What to work on ▸ The records that follow are to be transcribed in full, without their images.

Extracted data entries ▸

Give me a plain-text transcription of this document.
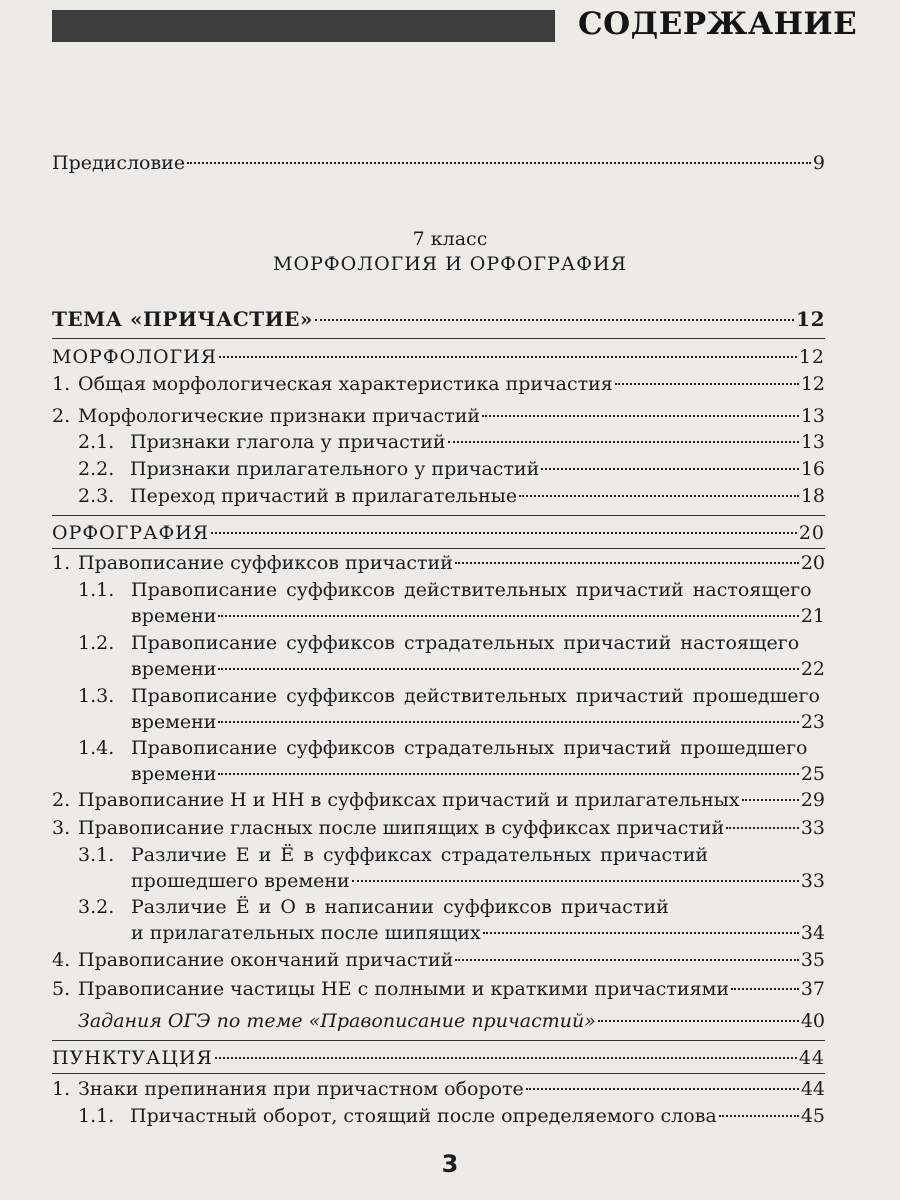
СОДЕРЖАНИЕ
Предисловие	9
7 класс
МОРФОЛОГИЯ И ОРФОГРАФИЯ
ТЕМА «ПРИЧАСТИЕ»	12
МОРФОЛОГИЯ	12
1. Общая морфологическая характеристика причастия	12
2. Морфологические признаки причастий	13
2.1. Признаки глагола у причастий	13
2.2. Признаки прилагательного у причастий	16
2.3. Переход причастий в прилагательные	18
ОРФОГРАФИЯ	20
1. Правописание суффиксов причастий	20
1.1. Правописание суффиксов действительных причастий настоящего
времени	21
1.2. Правописание суффиксов страдательных причастий настоящего
времени	22
1.3. Правописание суффиксов действительных причастий прошедшего
времени	23
1.4. Правописание суффиксов страдательных причастий прошедшего
времени	25
2. Правописание Н и НН в суффиксах причастий и прилагательных	29
3. Правописание гласных после шипящих в суффиксах причастий	33
3.1. Различие Е и Ё в суффиксах страдательных причастий
прошедшего времени	33
3.2. Различие Ё и О в написании суффиксов причастий
и прилагательных после шипящих	34
4. Правописание окончаний причастий	35
5. Правописание частицы НЕ с полными и краткими причастиями	37
Задания ОГЭ по теме «Правописание причастий»	40
ПУНКТУАЦИЯ	44
1. Знаки препинания при причастном обороте	44
1.1. Причастный оборот, стоящий после определяемого слова	45
3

Written answer ▸
Give me a plain-text transcription of this document.
СОДЕРЖАНИЕ
Предисловие	9
7 класс
МОРФОЛОГИЯ И ОРФОГРАФИЯ
ТЕМА «ПРИЧАСТИЕ»	12
МОРФОЛОГИЯ	12
1. Общая морфологическая характеристика причастия	12
2. Морфологические признаки причастий	13
2.1. Признаки глагола у причастий	13
2.2. Признаки прилагательного у причастий	16
2.3. Переход причастий в прилагательные	18
ОРФОГРАФИЯ	20
1. Правописание суффиксов причастий	20
1.1. Правописание суффиксов действительных причастий настоящего
времени	21
1.2. Правописание суффиксов страдательных причастий настоящего
времени	22
1.3. Правописание суффиксов действительных причастий прошедшего
времени	23
1.4. Правописание суффиксов страдательных причастий прошедшего
времени	25
2. Правописание Н и НН в суффиксах причастий и прилагательных	29
3. Правописание гласных после шипящих в суффиксах причастий	33
3.1. Различие Е и Ё в суффиксах страдательных причастий
прошедшего времени	33
3.2. Различие Ё и О в написании суффиксов причастий
и прилагательных после шипящих	34
4. Правописание окончаний причастий	35
5. Правописание частицы НЕ с полными и краткими причастиями	37
Задания ОГЭ по теме «Правописание причастий»	40
ПУНКТУАЦИЯ	44
1. Знаки препинания при причастном обороте	44
1.1. Причастный оборот, стоящий после определяемого слова	45
3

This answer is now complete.